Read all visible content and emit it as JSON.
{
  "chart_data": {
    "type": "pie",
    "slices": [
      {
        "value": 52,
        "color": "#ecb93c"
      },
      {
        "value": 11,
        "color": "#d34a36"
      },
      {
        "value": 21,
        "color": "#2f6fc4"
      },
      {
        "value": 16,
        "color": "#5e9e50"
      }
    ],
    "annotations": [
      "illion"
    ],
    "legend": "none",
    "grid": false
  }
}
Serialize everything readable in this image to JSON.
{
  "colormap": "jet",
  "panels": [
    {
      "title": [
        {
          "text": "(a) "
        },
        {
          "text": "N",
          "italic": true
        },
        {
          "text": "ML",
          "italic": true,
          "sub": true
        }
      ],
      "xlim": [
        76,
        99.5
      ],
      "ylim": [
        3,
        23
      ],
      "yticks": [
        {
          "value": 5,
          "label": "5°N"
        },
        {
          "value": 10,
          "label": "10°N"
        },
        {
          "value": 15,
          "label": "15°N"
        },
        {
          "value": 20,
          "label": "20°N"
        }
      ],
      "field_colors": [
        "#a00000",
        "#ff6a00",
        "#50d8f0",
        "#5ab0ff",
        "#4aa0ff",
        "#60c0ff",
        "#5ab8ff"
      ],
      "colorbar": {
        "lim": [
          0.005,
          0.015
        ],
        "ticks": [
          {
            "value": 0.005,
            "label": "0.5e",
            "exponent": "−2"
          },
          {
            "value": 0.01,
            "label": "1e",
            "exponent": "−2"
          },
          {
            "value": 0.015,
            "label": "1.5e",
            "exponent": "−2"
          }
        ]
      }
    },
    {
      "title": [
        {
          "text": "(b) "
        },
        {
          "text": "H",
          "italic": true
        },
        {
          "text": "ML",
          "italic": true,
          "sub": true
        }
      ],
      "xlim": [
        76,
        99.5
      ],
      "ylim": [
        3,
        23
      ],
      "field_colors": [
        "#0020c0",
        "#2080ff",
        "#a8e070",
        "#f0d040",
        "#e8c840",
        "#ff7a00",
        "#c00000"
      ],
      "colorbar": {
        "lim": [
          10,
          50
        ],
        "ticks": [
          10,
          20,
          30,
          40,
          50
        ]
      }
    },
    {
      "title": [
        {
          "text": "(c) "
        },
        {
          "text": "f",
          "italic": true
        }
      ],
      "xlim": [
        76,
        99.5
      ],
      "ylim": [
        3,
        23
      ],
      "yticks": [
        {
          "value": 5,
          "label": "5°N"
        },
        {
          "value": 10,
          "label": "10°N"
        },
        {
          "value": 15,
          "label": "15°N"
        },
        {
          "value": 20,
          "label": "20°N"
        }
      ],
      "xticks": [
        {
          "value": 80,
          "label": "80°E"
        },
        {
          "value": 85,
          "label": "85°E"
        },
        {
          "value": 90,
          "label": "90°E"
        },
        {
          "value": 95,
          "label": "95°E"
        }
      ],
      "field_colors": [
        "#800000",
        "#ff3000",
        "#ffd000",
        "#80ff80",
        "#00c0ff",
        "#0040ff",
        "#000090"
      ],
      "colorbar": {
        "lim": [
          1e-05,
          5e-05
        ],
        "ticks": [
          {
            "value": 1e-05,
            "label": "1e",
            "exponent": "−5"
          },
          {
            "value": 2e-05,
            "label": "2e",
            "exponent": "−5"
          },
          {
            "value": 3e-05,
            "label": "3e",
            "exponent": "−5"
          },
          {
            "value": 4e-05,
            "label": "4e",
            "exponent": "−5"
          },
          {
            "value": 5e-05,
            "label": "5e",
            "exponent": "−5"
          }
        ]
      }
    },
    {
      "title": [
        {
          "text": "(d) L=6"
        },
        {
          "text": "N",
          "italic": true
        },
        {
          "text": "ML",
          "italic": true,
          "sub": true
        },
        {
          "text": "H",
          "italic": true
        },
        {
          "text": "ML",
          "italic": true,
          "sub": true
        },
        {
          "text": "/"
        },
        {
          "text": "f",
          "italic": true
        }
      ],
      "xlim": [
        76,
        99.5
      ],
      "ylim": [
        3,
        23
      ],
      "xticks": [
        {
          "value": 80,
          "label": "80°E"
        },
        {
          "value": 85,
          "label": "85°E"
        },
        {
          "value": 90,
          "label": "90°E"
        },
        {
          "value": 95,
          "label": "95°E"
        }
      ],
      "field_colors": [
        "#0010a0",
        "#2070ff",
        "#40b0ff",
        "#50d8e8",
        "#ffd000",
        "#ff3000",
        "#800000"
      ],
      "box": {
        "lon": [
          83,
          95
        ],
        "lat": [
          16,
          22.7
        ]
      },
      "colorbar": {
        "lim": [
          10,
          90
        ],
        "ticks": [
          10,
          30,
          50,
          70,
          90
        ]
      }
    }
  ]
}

--------

EXERCISE
Of the lines above, how many hold the word "JSON"? Say the number alone.

REPLY
2